------ ROWS ------

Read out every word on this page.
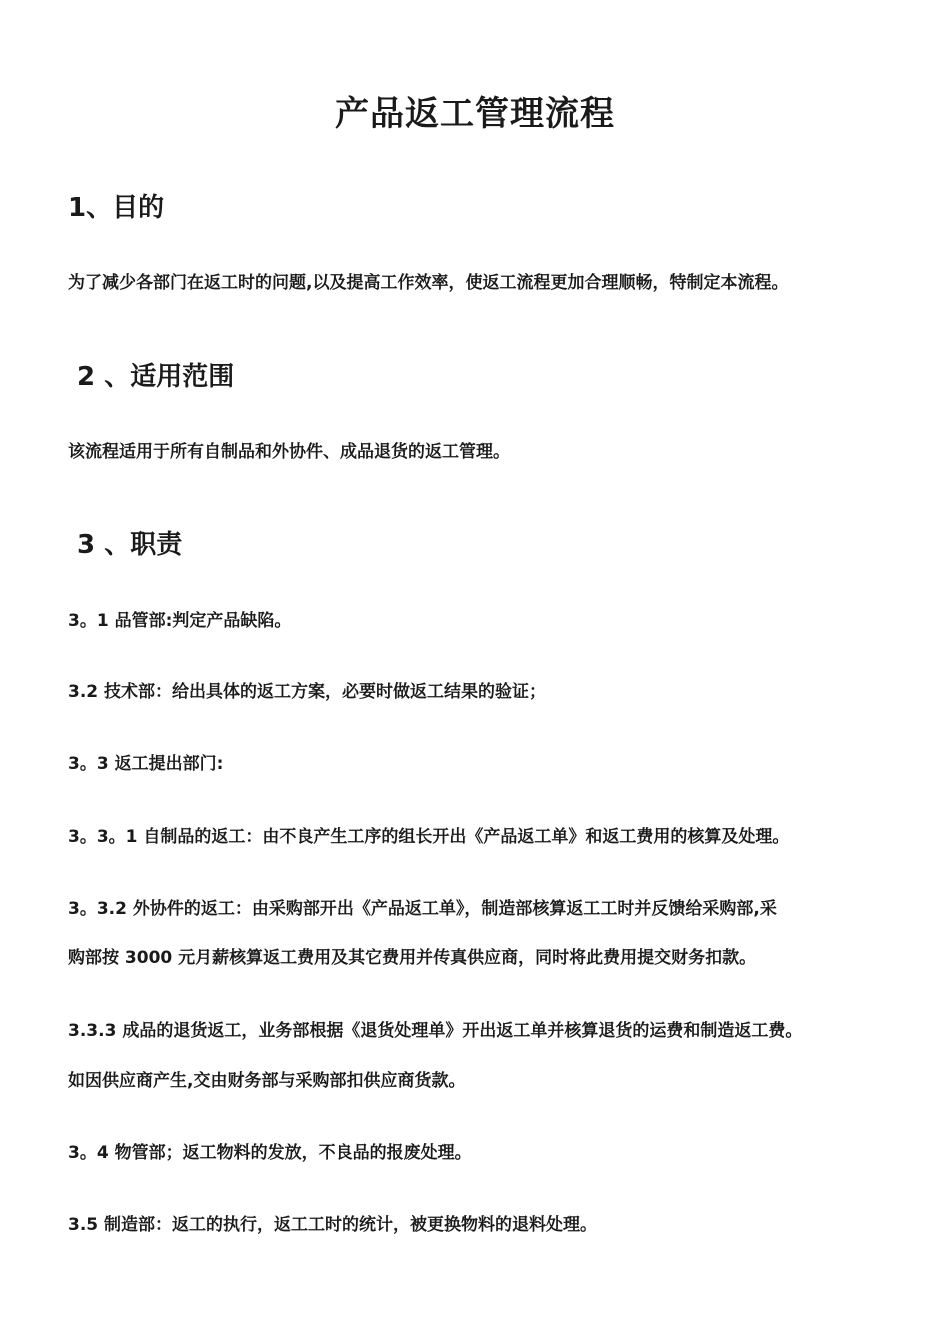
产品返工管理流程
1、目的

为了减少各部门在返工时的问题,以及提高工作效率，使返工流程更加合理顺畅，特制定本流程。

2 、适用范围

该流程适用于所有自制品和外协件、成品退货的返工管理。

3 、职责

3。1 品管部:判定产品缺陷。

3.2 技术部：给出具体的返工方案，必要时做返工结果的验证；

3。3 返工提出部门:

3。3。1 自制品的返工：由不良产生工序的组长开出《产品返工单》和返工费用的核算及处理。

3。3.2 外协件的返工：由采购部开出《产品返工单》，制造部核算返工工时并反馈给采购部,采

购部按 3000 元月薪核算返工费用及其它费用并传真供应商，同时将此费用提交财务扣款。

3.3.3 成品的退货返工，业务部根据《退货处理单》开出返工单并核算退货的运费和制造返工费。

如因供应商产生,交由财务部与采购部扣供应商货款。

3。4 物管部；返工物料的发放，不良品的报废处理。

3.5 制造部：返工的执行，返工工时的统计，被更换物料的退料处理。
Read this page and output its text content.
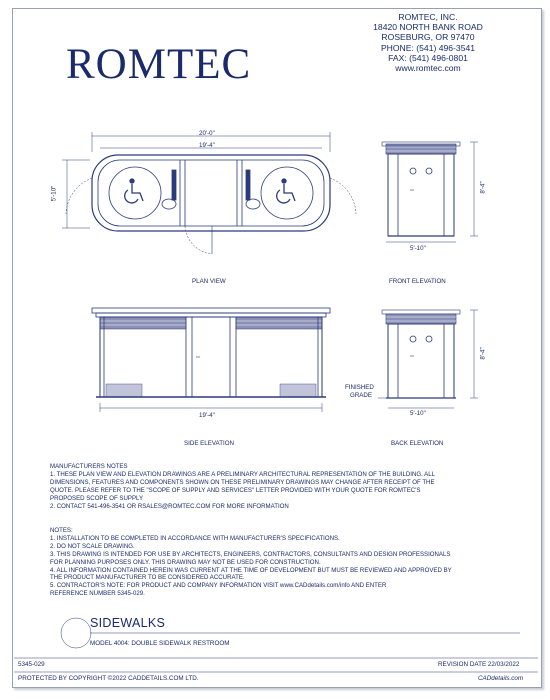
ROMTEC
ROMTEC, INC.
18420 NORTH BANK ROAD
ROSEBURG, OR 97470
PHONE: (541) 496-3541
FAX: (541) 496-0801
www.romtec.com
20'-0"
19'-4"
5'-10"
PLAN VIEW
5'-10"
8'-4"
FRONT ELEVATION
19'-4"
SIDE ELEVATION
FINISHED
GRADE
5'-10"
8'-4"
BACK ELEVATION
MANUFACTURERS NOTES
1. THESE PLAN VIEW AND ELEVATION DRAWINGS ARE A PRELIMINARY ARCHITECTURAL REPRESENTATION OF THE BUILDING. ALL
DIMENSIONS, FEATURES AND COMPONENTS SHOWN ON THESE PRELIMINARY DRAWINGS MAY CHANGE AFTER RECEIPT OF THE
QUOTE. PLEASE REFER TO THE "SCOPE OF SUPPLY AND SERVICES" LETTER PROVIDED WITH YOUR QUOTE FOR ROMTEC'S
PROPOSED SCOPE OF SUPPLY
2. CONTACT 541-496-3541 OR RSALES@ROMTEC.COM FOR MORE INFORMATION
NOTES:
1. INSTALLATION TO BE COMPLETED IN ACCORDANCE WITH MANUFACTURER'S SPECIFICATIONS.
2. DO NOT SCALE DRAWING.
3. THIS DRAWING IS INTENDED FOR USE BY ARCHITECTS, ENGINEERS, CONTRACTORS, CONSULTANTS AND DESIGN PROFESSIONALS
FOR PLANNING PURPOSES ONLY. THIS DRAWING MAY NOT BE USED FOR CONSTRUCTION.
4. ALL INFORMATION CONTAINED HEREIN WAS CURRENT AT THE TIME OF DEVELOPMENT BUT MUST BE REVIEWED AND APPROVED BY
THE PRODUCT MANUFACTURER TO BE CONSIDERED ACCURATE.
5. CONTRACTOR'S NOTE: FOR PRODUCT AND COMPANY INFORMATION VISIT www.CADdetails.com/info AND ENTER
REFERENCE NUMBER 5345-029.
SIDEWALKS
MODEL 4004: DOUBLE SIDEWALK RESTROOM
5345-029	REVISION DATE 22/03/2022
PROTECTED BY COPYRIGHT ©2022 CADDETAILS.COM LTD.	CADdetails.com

------
------ ROWS ------

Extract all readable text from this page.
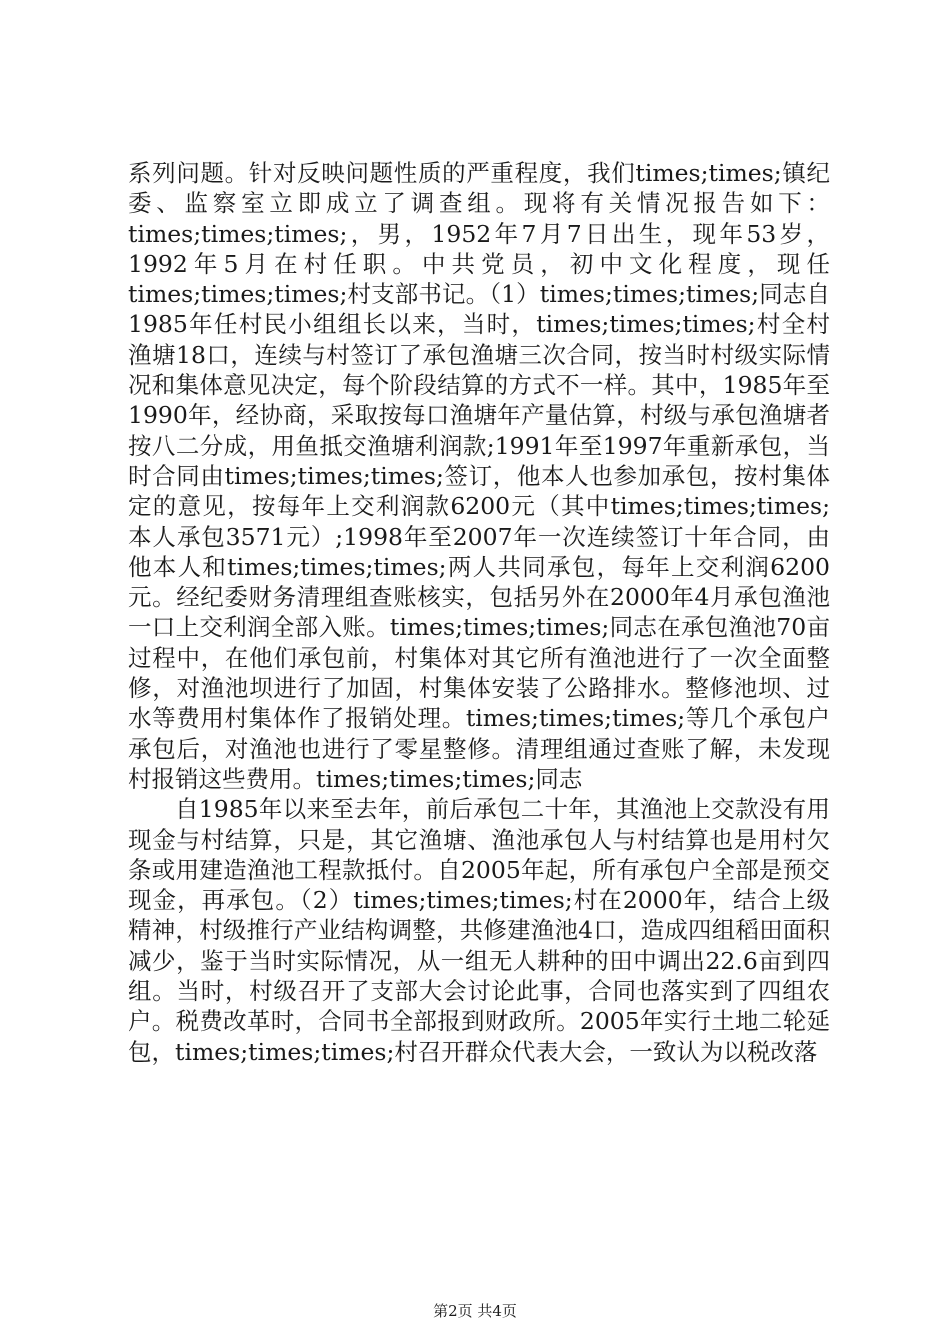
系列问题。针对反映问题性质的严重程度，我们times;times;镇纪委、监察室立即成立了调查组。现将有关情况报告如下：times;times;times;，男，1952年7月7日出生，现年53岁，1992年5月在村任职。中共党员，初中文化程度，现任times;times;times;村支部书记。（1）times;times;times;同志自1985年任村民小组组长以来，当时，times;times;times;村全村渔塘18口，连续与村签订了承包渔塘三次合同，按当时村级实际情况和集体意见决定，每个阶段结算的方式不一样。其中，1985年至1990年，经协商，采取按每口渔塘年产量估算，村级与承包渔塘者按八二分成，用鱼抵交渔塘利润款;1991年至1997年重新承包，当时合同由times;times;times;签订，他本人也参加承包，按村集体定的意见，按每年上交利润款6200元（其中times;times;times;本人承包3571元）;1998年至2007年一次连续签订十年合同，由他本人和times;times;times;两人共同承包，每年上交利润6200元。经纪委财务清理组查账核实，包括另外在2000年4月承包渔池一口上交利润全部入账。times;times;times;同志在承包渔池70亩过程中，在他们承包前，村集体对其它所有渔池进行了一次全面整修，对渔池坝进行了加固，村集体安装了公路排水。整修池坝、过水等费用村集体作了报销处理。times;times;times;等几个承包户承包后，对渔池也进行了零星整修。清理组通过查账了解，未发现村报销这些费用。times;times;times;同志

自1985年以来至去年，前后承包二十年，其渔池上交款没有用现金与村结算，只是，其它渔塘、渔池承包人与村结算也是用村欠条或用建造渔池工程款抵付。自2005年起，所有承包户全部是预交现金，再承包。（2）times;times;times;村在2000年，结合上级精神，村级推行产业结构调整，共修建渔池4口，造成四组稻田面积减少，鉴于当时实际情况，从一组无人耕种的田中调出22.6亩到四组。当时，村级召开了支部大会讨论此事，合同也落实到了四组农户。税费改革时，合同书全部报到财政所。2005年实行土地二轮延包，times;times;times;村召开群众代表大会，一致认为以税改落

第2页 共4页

------

TASK DETAILS: In the listing, find every line containing the word "ELEVATION" and list it.

RESPONSE TO THIS TASK:
FRONT ELEVATION
SIDE ELEVATION
BACK ELEVATION
1. THESE PLAN VIEW AND ELEVATION DRAWINGS ARE A PRELIMINARY ARCHITECTURAL REPRESENTATION OF THE BUILDING. ALL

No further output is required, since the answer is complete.